◆ **Exercise brief**
Transcribe all the entries word for word, but omit the images.
═══ Available records
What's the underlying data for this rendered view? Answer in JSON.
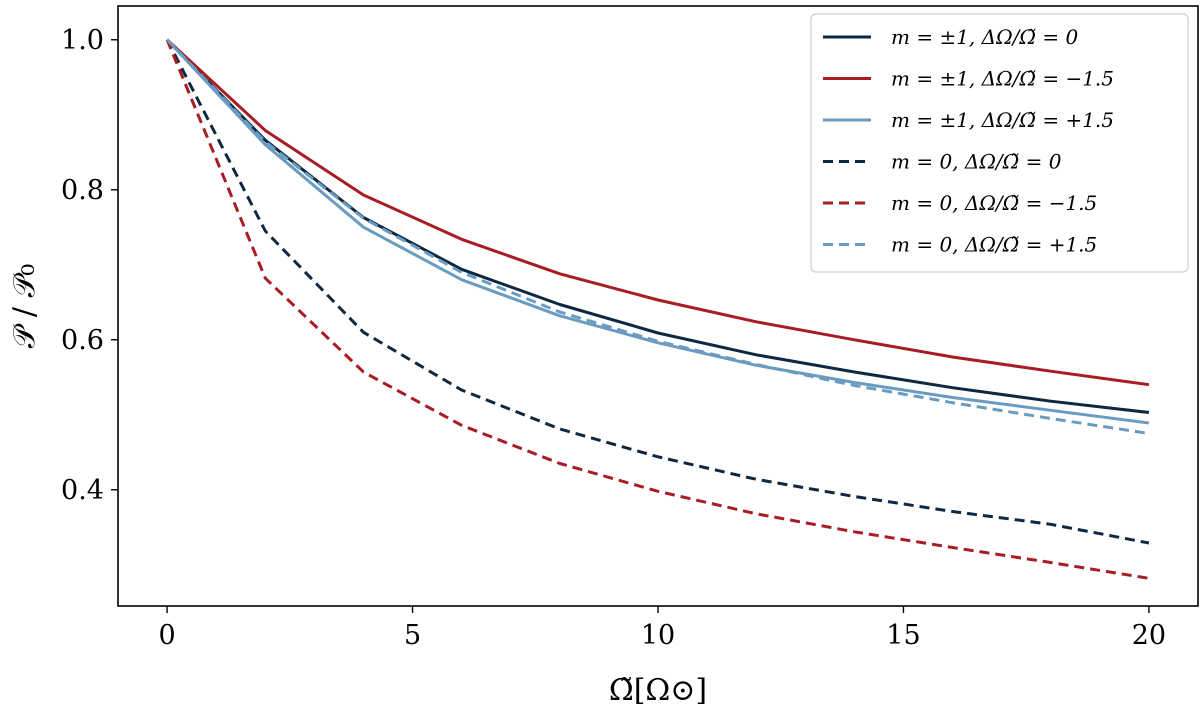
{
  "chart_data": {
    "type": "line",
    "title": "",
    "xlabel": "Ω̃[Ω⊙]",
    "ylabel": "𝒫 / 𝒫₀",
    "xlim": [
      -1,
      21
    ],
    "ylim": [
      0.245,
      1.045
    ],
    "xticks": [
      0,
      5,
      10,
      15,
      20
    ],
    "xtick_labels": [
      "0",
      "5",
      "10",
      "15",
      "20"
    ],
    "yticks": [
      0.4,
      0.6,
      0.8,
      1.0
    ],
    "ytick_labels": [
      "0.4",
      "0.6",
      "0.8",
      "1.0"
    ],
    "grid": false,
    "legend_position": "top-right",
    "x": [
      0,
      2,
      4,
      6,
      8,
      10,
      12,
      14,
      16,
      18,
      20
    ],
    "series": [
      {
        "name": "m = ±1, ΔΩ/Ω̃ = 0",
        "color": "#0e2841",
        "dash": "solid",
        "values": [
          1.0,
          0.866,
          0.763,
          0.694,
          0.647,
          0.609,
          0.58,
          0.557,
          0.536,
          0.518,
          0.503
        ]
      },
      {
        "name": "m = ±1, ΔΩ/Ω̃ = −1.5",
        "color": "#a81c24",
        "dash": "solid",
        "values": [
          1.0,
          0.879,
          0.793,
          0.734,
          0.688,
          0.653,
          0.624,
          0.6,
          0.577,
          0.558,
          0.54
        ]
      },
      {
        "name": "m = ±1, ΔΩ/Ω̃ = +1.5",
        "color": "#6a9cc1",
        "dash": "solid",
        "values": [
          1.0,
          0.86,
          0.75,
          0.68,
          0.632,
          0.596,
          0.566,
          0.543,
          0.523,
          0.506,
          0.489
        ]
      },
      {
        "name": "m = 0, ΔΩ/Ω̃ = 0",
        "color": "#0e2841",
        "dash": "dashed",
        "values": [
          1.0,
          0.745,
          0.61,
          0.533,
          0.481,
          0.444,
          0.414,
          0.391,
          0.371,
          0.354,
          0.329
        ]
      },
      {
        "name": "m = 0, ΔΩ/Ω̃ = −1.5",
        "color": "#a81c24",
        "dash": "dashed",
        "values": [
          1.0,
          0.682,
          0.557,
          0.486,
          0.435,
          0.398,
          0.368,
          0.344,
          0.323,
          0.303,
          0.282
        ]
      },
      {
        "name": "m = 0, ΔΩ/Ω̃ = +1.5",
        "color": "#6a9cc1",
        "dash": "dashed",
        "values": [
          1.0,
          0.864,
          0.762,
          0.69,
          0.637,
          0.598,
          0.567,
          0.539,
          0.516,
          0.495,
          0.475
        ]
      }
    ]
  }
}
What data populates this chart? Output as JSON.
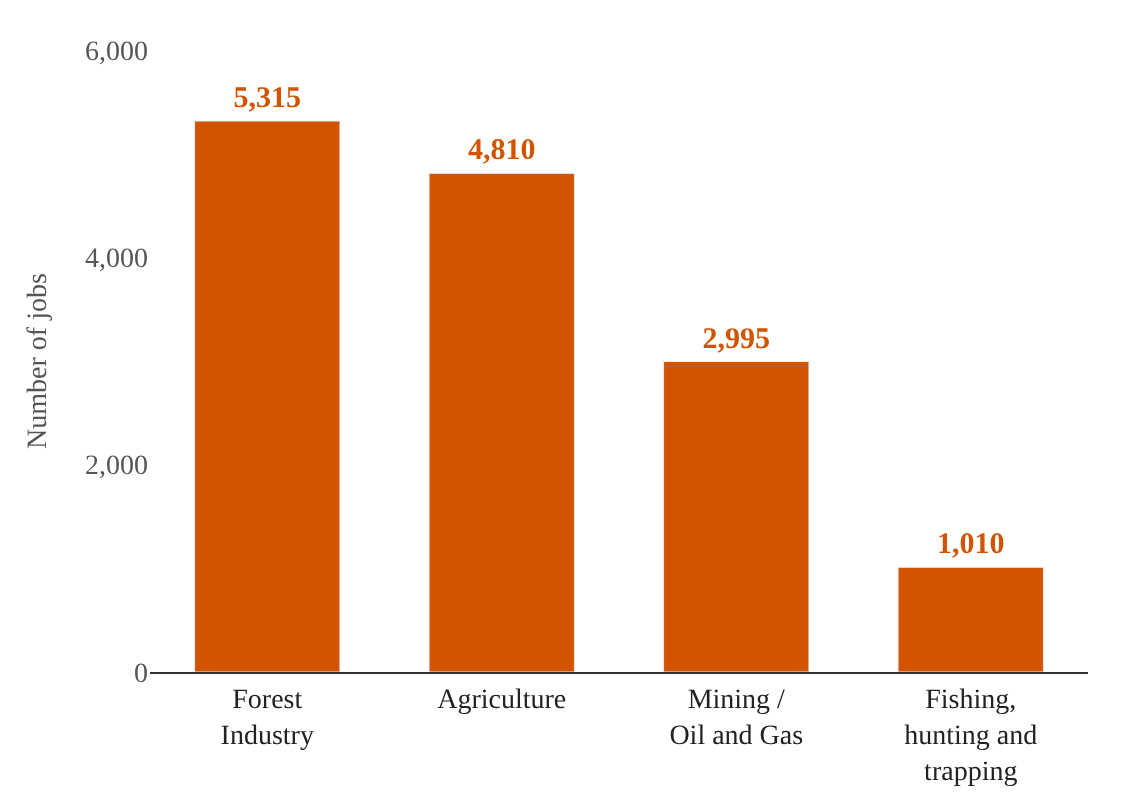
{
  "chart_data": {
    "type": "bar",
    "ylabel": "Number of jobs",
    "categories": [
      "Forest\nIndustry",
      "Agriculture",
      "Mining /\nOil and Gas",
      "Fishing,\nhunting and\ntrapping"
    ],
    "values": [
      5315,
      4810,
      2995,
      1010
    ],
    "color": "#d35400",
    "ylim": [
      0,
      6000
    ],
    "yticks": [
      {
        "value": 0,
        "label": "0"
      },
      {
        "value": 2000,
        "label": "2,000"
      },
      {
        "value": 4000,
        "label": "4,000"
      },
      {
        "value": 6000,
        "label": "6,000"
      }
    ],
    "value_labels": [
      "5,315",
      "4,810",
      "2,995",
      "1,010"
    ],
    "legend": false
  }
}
══════
◆ **Completed exercise**
What's the underlying data for this rendered view? Answer in JSON.
{
  "chart_data": {
    "type": "line",
    "title": "",
    "xlabel": "Ω̃[Ω⊙]",
    "ylabel": "𝒫 / 𝒫₀",
    "xlim": [
      -1,
      21
    ],
    "ylim": [
      0.245,
      1.045
    ],
    "xticks": [
      0,
      5,
      10,
      15,
      20
    ],
    "xtick_labels": [
      "0",
      "5",
      "10",
      "15",
      "20"
    ],
    "yticks": [
      0.4,
      0.6,
      0.8,
      1.0
    ],
    "ytick_labels": [
      "0.4",
      "0.6",
      "0.8",
      "1.0"
    ],
    "grid": false,
    "legend_position": "top-right",
    "x": [
      0,
      2,
      4,
      6,
      8,
      10,
      12,
      14,
      16,
      18,
      20
    ],
    "series": [
      {
        "name": "m = ±1, ΔΩ/Ω̃ = 0",
        "color": "#0e2841",
        "dash": "solid",
        "values": [
          1.0,
          0.866,
          0.763,
          0.694,
          0.647,
          0.609,
          0.58,
          0.557,
          0.536,
          0.518,
          0.503
        ]
      },
      {
        "name": "m = ±1, ΔΩ/Ω̃ = −1.5",
        "color": "#a81c24",
        "dash": "solid",
        "values": [
          1.0,
          0.879,
          0.793,
          0.734,
          0.688,
          0.653,
          0.624,
          0.6,
          0.577,
          0.558,
          0.54
        ]
      },
      {
        "name": "m = ±1, ΔΩ/Ω̃ = +1.5",
        "color": "#6a9cc1",
        "dash": "solid",
        "values": [
          1.0,
          0.86,
          0.75,
          0.68,
          0.632,
          0.596,
          0.566,
          0.543,
          0.523,
          0.506,
          0.489
        ]
      },
      {
        "name": "m = 0, ΔΩ/Ω̃ = 0",
        "color": "#0e2841",
        "dash": "dashed",
        "values": [
          1.0,
          0.745,
          0.61,
          0.533,
          0.481,
          0.444,
          0.414,
          0.391,
          0.371,
          0.354,
          0.329
        ]
      },
      {
        "name": "m = 0, ΔΩ/Ω̃ = −1.5",
        "color": "#a81c24",
        "dash": "dashed",
        "values": [
          1.0,
          0.682,
          0.557,
          0.486,
          0.435,
          0.398,
          0.368,
          0.344,
          0.323,
          0.303,
          0.282
        ]
      },
      {
        "name": "m = 0, ΔΩ/Ω̃ = +1.5",
        "color": "#6a9cc1",
        "dash": "dashed",
        "values": [
          1.0,
          0.864,
          0.762,
          0.69,
          0.637,
          0.598,
          0.567,
          0.539,
          0.516,
          0.495,
          0.475
        ]
      }
    ]
  }
}
What data populates this chart? Output as JSON.
{
  "chart_data": {
    "type": "bar",
    "ylabel": "Number of jobs",
    "categories": [
      "Forest\nIndustry",
      "Agriculture",
      "Mining /\nOil and Gas",
      "Fishing,\nhunting and\ntrapping"
    ],
    "values": [
      5315,
      4810,
      2995,
      1010
    ],
    "color": "#d35400",
    "ylim": [
      0,
      6000
    ],
    "yticks": [
      {
        "value": 0,
        "label": "0"
      },
      {
        "value": 2000,
        "label": "2,000"
      },
      {
        "value": 4000,
        "label": "4,000"
      },
      {
        "value": 6000,
        "label": "6,000"
      }
    ],
    "value_labels": [
      "5,315",
      "4,810",
      "2,995",
      "1,010"
    ],
    "legend": false
  }
}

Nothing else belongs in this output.